» **What is asked**: Copy the items verbatim, starting at the very beginning and ending with the line that contains "74, 414, 91]", including that line.

--- Start ---

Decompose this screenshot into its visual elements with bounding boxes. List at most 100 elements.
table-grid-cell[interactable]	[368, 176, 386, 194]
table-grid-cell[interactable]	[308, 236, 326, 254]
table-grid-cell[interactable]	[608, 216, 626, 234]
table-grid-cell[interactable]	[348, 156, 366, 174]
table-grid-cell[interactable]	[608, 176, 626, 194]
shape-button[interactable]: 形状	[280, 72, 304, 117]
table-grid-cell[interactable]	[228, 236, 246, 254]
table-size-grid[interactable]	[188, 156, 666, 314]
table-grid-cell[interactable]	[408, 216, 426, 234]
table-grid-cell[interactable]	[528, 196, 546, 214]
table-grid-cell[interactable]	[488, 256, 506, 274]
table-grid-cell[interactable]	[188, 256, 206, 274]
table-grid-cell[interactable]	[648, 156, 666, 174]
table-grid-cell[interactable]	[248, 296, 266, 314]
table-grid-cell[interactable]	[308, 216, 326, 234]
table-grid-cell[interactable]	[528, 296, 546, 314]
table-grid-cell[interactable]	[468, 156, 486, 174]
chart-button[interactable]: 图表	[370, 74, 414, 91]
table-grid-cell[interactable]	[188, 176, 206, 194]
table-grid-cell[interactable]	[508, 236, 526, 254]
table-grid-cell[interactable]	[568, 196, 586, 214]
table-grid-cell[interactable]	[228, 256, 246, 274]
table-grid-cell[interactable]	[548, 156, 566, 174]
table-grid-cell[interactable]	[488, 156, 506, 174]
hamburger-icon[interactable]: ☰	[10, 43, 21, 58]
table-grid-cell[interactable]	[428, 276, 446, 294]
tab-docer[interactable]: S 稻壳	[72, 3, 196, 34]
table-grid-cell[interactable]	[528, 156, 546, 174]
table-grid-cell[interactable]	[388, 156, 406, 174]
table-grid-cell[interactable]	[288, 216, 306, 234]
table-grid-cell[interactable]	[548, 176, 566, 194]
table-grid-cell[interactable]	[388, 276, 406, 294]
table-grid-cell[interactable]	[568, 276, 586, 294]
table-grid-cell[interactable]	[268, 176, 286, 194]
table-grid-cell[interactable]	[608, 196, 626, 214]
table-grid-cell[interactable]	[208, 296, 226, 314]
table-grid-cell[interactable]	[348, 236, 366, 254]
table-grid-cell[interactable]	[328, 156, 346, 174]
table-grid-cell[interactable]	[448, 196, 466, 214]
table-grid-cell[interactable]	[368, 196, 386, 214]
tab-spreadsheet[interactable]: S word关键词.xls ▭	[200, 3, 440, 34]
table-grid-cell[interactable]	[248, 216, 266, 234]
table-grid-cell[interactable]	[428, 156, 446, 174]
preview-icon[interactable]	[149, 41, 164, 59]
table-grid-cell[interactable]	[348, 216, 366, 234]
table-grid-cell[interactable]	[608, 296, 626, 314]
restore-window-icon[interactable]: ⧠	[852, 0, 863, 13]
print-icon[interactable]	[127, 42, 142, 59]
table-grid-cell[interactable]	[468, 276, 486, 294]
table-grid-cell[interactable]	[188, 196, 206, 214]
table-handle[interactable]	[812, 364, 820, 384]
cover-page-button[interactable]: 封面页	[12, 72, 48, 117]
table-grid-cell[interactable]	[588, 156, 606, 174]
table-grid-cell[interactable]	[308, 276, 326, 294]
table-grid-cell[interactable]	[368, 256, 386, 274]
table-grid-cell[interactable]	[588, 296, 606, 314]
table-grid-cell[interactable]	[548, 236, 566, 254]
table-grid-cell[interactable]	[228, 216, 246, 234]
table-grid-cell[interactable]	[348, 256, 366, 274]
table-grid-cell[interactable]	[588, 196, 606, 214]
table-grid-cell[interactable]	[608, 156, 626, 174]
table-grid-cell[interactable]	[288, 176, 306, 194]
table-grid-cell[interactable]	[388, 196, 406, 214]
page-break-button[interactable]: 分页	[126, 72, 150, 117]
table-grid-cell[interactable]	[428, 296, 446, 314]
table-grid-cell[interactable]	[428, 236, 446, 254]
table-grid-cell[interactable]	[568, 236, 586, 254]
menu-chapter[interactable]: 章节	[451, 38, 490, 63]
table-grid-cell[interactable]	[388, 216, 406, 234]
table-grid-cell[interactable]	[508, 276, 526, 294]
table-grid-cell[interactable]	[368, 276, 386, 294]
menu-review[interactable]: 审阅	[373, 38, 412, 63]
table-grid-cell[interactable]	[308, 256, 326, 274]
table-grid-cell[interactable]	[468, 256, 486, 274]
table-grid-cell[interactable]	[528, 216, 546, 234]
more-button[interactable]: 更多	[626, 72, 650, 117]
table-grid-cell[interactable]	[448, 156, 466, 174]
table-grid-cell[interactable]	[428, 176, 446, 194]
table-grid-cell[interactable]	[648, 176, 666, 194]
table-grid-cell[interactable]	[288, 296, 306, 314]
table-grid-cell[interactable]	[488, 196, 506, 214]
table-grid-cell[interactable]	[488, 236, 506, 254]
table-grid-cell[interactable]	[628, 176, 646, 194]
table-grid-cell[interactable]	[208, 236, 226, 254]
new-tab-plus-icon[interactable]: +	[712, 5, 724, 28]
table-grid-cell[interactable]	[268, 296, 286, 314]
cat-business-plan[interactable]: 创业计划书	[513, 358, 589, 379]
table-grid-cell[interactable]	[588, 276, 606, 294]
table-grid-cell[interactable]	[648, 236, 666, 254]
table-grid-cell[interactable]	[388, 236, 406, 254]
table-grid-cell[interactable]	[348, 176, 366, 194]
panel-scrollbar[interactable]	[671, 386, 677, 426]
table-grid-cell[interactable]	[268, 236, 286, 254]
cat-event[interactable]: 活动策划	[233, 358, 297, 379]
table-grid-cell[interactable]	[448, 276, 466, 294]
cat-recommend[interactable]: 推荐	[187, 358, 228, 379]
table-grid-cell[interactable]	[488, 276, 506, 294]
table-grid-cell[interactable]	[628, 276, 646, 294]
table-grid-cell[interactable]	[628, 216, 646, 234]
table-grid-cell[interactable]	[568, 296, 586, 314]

--- End ---

» **Correct result**:
Decompose this screenshot into its visual elements with bounding boxes. List at most 100 elements.
table-grid-cell[interactable]	[368, 176, 386, 194]
table-grid-cell[interactable]	[308, 236, 326, 254]
table-grid-cell[interactable]	[608, 216, 626, 234]
table-grid-cell[interactable]	[348, 156, 366, 174]
table-grid-cell[interactable]	[608, 176, 626, 194]
shape-button[interactable]: 形状	[280, 72, 304, 117]
table-grid-cell[interactable]	[228, 236, 246, 254]
table-size-grid[interactable]	[188, 156, 666, 314]
table-grid-cell[interactable]	[408, 216, 426, 234]
table-grid-cell[interactable]	[528, 196, 546, 214]
table-grid-cell[interactable]	[488, 256, 506, 274]
table-grid-cell[interactable]	[188, 256, 206, 274]
table-grid-cell[interactable]	[648, 156, 666, 174]
table-grid-cell[interactable]	[248, 296, 266, 314]
table-grid-cell[interactable]	[308, 216, 326, 234]
table-grid-cell[interactable]	[528, 296, 546, 314]
table-grid-cell[interactable]	[468, 156, 486, 174]
chart-button[interactable]: 图表	[370, 74, 414, 91]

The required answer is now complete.